§ Task objective
Write out each line in which the string "Mischung" is present.

§ Material
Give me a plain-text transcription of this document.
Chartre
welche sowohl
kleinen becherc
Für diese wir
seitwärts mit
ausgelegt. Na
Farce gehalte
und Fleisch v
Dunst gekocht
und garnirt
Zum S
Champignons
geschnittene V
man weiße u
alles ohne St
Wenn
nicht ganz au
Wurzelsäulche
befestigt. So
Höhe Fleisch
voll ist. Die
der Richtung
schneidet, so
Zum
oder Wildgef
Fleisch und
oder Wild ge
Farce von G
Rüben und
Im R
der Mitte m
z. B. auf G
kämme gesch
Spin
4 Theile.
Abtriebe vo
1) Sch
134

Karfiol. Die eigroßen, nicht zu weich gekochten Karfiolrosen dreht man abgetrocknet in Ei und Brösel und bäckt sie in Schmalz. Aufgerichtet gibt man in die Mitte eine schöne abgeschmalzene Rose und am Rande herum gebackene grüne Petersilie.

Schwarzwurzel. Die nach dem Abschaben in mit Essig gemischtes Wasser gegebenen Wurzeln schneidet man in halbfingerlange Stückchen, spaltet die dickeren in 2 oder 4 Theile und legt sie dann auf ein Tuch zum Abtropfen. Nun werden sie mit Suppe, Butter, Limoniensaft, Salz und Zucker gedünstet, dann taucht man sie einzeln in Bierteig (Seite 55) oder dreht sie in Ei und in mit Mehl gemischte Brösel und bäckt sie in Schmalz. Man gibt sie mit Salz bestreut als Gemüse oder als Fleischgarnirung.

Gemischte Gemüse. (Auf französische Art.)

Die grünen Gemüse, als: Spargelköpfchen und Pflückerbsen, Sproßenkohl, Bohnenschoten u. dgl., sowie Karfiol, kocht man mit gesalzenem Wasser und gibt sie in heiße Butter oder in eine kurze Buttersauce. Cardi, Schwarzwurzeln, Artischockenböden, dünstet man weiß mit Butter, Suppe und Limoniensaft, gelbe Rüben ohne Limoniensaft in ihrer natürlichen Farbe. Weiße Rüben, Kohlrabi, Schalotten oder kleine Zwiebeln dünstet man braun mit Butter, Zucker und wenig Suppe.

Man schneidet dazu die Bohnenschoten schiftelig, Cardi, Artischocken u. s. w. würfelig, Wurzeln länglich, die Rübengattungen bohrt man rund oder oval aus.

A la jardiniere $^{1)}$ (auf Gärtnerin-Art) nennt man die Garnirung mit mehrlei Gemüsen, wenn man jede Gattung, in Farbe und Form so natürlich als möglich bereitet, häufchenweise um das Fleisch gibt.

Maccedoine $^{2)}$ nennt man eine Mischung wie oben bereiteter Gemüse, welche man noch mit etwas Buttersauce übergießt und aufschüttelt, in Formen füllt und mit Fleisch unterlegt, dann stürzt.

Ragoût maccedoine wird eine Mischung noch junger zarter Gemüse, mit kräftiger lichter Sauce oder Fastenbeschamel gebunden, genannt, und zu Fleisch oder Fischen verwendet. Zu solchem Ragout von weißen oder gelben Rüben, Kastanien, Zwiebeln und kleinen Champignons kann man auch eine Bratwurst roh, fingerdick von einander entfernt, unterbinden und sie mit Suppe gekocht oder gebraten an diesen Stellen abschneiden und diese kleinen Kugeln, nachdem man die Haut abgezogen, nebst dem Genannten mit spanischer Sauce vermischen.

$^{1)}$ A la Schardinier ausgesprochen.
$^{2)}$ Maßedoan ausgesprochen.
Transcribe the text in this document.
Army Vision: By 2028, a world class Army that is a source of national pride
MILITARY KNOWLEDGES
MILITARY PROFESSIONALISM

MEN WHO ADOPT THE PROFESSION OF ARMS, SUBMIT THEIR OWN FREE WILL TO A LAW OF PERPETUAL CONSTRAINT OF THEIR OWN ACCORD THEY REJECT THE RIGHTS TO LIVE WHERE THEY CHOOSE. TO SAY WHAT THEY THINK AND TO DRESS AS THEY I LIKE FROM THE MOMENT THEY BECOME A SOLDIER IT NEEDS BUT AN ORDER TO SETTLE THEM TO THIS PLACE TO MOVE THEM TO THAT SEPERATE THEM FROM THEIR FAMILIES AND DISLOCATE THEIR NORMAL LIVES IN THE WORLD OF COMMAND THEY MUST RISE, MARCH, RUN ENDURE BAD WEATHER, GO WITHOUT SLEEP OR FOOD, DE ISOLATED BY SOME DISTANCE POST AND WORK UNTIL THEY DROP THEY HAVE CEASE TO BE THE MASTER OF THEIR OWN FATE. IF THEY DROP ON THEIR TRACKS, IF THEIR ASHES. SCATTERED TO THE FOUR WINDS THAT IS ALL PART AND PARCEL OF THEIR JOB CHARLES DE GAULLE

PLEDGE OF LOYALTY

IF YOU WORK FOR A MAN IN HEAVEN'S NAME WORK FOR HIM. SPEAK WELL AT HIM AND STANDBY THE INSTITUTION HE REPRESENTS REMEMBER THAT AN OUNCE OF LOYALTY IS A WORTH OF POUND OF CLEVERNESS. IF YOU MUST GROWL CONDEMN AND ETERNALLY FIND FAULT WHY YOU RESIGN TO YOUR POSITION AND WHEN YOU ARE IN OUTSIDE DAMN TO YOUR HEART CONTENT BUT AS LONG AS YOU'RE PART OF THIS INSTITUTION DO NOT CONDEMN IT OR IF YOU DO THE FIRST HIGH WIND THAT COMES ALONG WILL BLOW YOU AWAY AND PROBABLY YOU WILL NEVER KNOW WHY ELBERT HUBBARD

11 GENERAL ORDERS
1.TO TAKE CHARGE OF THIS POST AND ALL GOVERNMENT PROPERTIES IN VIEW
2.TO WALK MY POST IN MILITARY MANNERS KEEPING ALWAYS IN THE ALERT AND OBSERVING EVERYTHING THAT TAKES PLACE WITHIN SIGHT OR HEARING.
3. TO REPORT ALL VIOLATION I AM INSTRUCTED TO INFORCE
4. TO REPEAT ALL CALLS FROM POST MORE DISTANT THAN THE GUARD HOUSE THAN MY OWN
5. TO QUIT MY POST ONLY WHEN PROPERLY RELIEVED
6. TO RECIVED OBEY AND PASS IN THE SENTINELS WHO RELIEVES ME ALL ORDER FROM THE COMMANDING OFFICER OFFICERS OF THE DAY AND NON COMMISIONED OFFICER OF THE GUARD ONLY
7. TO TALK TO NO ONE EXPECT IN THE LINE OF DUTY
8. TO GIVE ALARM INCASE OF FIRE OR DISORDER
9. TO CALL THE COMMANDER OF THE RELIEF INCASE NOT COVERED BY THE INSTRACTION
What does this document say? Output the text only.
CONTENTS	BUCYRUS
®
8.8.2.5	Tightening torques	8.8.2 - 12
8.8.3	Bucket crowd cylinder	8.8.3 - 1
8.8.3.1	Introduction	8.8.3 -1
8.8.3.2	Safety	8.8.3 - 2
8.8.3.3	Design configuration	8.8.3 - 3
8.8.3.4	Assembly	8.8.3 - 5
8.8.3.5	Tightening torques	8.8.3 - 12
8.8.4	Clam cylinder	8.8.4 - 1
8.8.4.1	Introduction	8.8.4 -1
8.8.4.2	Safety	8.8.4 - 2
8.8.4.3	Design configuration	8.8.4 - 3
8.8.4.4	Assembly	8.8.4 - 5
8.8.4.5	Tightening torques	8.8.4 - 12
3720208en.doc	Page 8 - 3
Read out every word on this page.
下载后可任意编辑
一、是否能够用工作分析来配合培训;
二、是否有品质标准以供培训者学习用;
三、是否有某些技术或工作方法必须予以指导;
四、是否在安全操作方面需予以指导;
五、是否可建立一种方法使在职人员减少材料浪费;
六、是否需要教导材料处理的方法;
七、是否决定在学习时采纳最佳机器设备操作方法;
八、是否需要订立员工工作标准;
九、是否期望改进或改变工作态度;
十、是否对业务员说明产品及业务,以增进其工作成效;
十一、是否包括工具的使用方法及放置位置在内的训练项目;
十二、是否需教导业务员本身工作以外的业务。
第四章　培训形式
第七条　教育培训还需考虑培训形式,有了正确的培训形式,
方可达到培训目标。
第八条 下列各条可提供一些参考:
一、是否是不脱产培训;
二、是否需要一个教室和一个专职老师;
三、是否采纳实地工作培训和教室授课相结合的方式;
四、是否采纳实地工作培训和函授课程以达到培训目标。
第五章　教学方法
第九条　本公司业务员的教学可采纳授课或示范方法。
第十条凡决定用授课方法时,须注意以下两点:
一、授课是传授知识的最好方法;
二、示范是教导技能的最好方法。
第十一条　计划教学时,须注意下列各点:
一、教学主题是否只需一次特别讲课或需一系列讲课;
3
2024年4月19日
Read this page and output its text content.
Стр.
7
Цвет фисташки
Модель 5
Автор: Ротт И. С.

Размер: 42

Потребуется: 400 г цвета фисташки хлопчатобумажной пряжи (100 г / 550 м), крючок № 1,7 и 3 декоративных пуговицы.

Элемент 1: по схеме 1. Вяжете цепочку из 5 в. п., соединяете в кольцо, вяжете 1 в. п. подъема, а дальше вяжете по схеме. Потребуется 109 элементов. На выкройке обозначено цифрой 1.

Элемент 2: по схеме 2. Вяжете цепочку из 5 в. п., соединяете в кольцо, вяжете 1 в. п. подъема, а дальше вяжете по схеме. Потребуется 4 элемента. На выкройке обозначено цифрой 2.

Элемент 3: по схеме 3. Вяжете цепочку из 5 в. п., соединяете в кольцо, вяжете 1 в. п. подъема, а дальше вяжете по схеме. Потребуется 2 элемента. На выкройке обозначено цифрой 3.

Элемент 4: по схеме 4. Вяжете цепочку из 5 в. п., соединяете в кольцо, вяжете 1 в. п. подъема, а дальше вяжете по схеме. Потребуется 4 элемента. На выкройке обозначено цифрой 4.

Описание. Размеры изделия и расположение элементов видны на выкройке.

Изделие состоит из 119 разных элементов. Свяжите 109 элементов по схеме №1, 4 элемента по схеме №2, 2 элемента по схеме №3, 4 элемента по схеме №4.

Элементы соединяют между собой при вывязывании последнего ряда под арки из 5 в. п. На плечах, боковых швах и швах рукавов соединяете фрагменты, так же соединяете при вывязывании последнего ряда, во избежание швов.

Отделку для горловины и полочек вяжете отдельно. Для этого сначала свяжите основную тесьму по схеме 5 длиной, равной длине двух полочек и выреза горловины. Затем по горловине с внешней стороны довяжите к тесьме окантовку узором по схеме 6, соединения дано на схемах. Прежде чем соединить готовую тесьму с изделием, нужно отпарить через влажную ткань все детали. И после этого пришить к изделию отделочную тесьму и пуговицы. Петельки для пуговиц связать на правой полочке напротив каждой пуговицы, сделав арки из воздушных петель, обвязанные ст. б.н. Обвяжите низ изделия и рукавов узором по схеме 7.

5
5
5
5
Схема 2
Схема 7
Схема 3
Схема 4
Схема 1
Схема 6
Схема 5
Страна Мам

§ Worked solution
Maccedoine $^{2)}$ nennt man eine Mischung wie oben bereiteter Gemüse, welche man noch mit etwas Buttersauce übergießt und aufschüttelt, in Formen füllt und mit Fleisch unterlegt, dann stürzt.
Ragoût maccedoine wird eine Mischung noch junger zarter Gemüse, mit kräftiger lichter Sauce oder Fastenbeschamel gebunden, genannt, und zu Fleisch oder Fischen verwendet. Zu solchem Ragout von weißen oder gelben Rüben, Kastanien, Zwiebeln und kleinen Champignons kann man auch eine Bratwurst roh, fingerdick von einander entfernt, unterbinden und sie mit Suppe gekocht oder gebraten an diesen Stellen abschneiden und diese kleinen Kugeln, nachdem man die Haut abgezogen, nebst dem Genannten mit spanischer Sauce vermischen.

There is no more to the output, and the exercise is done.